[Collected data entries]
○ ○ ○ ○ ○ ○ ○

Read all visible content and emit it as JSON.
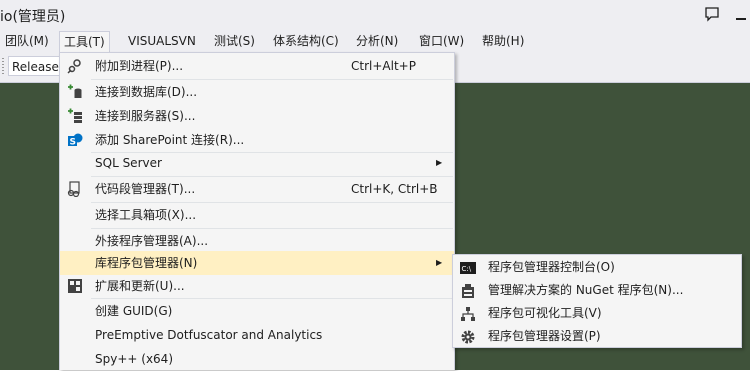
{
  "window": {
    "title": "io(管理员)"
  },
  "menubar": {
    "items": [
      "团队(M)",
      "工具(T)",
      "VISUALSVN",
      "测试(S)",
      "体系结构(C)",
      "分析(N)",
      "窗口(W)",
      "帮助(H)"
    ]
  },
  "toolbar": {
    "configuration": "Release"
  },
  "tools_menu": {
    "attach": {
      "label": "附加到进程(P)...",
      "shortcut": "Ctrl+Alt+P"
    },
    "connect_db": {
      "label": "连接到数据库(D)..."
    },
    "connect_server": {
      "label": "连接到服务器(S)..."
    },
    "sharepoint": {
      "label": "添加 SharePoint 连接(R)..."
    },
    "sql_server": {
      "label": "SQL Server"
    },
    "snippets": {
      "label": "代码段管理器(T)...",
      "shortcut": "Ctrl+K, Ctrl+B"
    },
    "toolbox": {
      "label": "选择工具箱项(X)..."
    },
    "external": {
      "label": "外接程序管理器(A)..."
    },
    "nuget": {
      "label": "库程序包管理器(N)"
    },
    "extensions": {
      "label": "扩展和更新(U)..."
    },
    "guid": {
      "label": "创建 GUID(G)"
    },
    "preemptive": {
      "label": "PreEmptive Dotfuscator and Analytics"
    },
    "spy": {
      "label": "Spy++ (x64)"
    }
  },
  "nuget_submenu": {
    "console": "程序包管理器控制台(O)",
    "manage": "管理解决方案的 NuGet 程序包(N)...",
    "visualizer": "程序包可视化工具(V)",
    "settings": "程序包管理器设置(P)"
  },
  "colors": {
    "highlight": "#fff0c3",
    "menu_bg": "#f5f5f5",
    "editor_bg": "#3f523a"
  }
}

○ ○ ○ ○ ○ ○ ○

*AIM OF THE EXERCISE:*
From the records above, pull out each line that has "shortcut".

*SOLUTION FOR THIS EXERCISE:*
      "shortcut": "Ctrl+Alt+P"
      "shortcut": "Ctrl+K, Ctrl+B"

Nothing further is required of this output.